• _Stored data entries_:
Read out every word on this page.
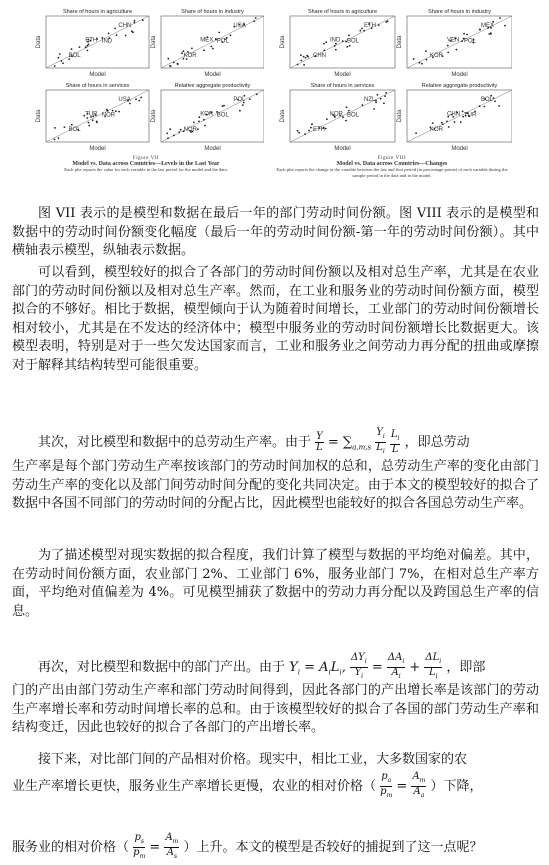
Share of hours in agriculture
BOL
ETH IND
CHN
Model
Data
Share of hours in industry
KOR
MEX POL
USA
Model
Data
Share of hours in services
BOL
TUR NOR
USA
Model
Data
Relative aggregate productivity
NOR
KOR BOL
POL
Model
Data
Figure VII
Model vs. Data across Countries—Levels in the Last Year
Each plot reports the value for each variable in the last period for the model and the data.
Share of hours in agriculture
CHN
IND BOL
ETH
Model
Data
Share of hours in industry
KOR
VEN POL
MEX
Model
Data
Share of hours in services
ETH
KOR BOL
NZL
Model
Data
Relative aggregate productivity
KOR
CHN TUR
BOL
Model
Data
Figure VIII
Model vs. Data across Countries—Changes
Each plot reports the change in the variable between the last and first period (in percentage points) of each variable during the sample period in the data and in the model.

图 VII 表示的是模型和数据在最后一年的部门劳动时间份额。图 VIII 表示的是模型和数据中的劳动时间份额变化幅度（最后一年的劳动时间份额-第一年的劳动时间份额）。其中横轴表示模型，纵轴表示数据。

可以看到，模型较好的拟合了各部门的劳动时间份额以及相对总生产率，尤其是在农业部门的劳动时间份额以及相对总生产率。然而，在工业和服务业的劳动时间份额方面，模型拟合的不够好。相比于数据，模型倾向于认为随着时间增长，工业部门的劳动时间份额增长相对较小，尤其是在不发达的经济体中；模型中服务业的劳动时间份额增长比数据更大。该模型表明，特别是对于一些欠发达国家而言，工业和服务业之间劳动力再分配的扭曲或摩擦对于解释其结构转型可能很重要。

其次，对比模型和数据中的总劳动生产率。由于 $\frac{Y}{L} = \sum_{a,m,s} \frac{Y_i}{L_i}$
$\frac{L_i}{L}$ ，即总劳动

生产率是每个部门劳动生产率按该部门的劳动时间加权的总和，总劳动生产率的变化由部门劳动生产率的变化以及部门间劳动时间分配的变化共同决定。由于本文的模型较好的拟合了数据中各国不同部门的劳动时间的分配占比，因此模型也能较好的拟合各国总劳动生产率。

为了描述模型对现实数据的拟合程度，我们计算了模型与数据的平均绝对偏差。其中，在劳动时间份额方面，农业部门 2%、工业部门 6%，服务业部门 7%，在相对总生产率方面，平均绝对值偏差为 4%。可见模型捕获了数据中的劳动力再分配以及跨国总生产率的信息。

再次，对比模型和数据中的部门产出。由于 $Y_i = A_iL_i$, $\frac{\Delta Y_i}{Y_i} = \frac{\Delta A_i}{A_i} + \frac{\Delta L_i}{L_i}$ ，即部

门的产出由部门劳动生产率和部门劳动时间得到，因此各部门的产出增长率是该部门的劳动生产率增长率和劳动时间增长率的总和。由于该模型较好的拟合了各国的部门劳动生产率和结构变迁，因此也较好的拟合了各部门的产出增长率。

接下来，对比部门间的产品相对价格。现实中，相比工业，大多数国家的农
业生产率增长更快，服务业生产率增长更慢，农业的相对价格（ $\frac{p_a}{p_m} = \frac{A_m}{A_a}$ ）下降，
服务业的相对价格（ $\frac{p_s}{p_m} = \frac{A_m}{A_s}$ ）上升。本文的模型是否较好的捕捉到了这一点呢？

• _Required work_: The material above holds pictures; copy everything else in it exactly.

• _Result of the task_:
Read out every word on this page.
Share of hours in agriculture
BOL
ETH IND
CHN
Model
Data
Share of hours in industry
KOR
MEX POL
USA
Model
Data
Share of hours in services
BOL
TUR NOR
USA
Model
Data
Relative aggregate productivity
NOR
KOR BOL
POL
Model
Data
Figure VII
Model vs. Data across Countries—Levels in the Last Year
Each plot reports the value for each variable in the last period for the model and the data.
Share of hours in agriculture
CHN
IND BOL
ETH
Model
Data
Share of hours in industry
KOR
VEN POL
MEX
Model
Data
Share of hours in services
ETH
KOR BOL
NZL
Model
Data
Relative aggregate productivity
KOR
CHN TUR
BOL
Model
Data
Figure VIII
Model vs. Data across Countries—Changes
Each plot reports the change in the variable between the last and first period (in percentage points) of each variable during the sample period in the data and in the model.

图 VII 表示的是模型和数据在最后一年的部门劳动时间份额。图 VIII 表示的是模型和数据中的劳动时间份额变化幅度（最后一年的劳动时间份额-第一年的劳动时间份额）。其中横轴表示模型，纵轴表示数据。

可以看到，模型较好的拟合了各部门的劳动时间份额以及相对总生产率，尤其是在农业部门的劳动时间份额以及相对总生产率。然而，在工业和服务业的劳动时间份额方面，模型拟合的不够好。相比于数据，模型倾向于认为随着时间增长，工业部门的劳动时间份额增长相对较小，尤其是在不发达的经济体中；模型中服务业的劳动时间份额增长比数据更大。该模型表明，特别是对于一些欠发达国家而言，工业和服务业之间劳动力再分配的扭曲或摩擦对于解释其结构转型可能很重要。

其次，对比模型和数据中的总劳动生产率。由于 $\frac{Y}{L} = \sum_{a,m,s} \frac{Y_i}{L_i}$
$\frac{L_i}{L}$ ，即总劳动

生产率是每个部门劳动生产率按该部门的劳动时间加权的总和，总劳动生产率的变化由部门劳动生产率的变化以及部门间劳动时间分配的变化共同决定。由于本文的模型较好的拟合了数据中各国不同部门的劳动时间的分配占比，因此模型也能较好的拟合各国总劳动生产率。

为了描述模型对现实数据的拟合程度，我们计算了模型与数据的平均绝对偏差。其中，在劳动时间份额方面，农业部门 2%、工业部门 6%，服务业部门 7%，在相对总生产率方面，平均绝对值偏差为 4%。可见模型捕获了数据中的劳动力再分配以及跨国总生产率的信息。

再次，对比模型和数据中的部门产出。由于 $Y_i = A_iL_i$, $\frac{\Delta Y_i}{Y_i} = \frac{\Delta A_i}{A_i} + \frac{\Delta L_i}{L_i}$ ，即部

门的产出由部门劳动生产率和部门劳动时间得到，因此各部门的产出增长率是该部门的劳动生产率增长率和劳动时间增长率的总和。由于该模型较好的拟合了各国的部门劳动生产率和结构变迁，因此也较好的拟合了各部门的产出增长率。

接下来，对比部门间的产品相对价格。现实中，相比工业，大多数国家的农
业生产率增长更快，服务业生产率增长更慢，农业的相对价格（ $\frac{p_a}{p_m} = \frac{A_m}{A_a}$ ）下降，
服务业的相对价格（ $\frac{p_s}{p_m} = \frac{A_m}{A_s}$ ）上升。本文的模型是否较好的捕捉到了这一点呢？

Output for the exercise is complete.